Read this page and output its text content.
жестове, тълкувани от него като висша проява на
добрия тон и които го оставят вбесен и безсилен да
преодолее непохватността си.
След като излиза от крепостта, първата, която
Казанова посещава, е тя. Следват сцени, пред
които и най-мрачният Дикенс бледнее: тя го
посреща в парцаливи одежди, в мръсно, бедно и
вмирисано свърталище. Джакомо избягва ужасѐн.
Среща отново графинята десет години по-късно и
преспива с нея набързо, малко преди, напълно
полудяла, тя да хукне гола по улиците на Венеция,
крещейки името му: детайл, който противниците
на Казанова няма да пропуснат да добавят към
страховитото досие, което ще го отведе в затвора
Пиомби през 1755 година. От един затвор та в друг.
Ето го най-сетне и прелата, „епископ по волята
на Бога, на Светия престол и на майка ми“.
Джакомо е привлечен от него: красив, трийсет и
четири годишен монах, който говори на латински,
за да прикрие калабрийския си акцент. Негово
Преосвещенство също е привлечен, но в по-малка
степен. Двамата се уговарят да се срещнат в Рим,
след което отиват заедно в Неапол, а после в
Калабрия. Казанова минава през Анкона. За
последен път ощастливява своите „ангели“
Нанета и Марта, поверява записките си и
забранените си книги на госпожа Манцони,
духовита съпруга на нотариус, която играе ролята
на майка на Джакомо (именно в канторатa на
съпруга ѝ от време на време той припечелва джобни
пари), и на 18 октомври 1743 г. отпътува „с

◇ ◇ ◇ ◇

▶ **Exercise description**
Please reproduce every line of the material word for word.

▶ **Full solution**
Read this page and output its text content.
жестове, тълкувани от него като висша проява на
добрия тон и които го оставят вбесен и безсилен да
преодолее непохватността си.
След като излиза от крепостта, първата, която
Казанова посещава, е тя. Следват сцени, пред
които и най-мрачният Дикенс бледнее: тя го
посреща в парцаливи одежди, в мръсно, бедно и
вмирисано свърталище. Джакомо избягва ужасѐн.
Среща отново графинята десет години по-късно и
преспива с нея набързо, малко преди, напълно
полудяла, тя да хукне гола по улиците на Венеция,
крещейки името му: детайл, който противниците
на Казанова няма да пропуснат да добавят към
страховитото досие, което ще го отведе в затвора
Пиомби през 1755 година. От един затвор та в друг.
Ето го най-сетне и прелата, „епископ по волята
на Бога, на Светия престол и на майка ми“.
Джакомо е привлечен от него: красив, трийсет и
четири годишен монах, който говори на латински,
за да прикрие калабрийския си акцент. Негово
Преосвещенство също е привлечен, но в по-малка
степен. Двамата се уговарят да се срещнат в Рим,
след което отиват заедно в Неапол, а после в
Калабрия. Казанова минава през Анкона. За
последен път ощастливява своите „ангели“
Нанета и Марта, поверява записките си и
забранените си книги на госпожа Манцони,
духовита съпруга на нотариус, която играе ролята
на майка на Джакомо (именно в канторатa на
съпруга ѝ от време на време той припечелва джобни
пари), и на 18 октомври 1743 г. отпътува „с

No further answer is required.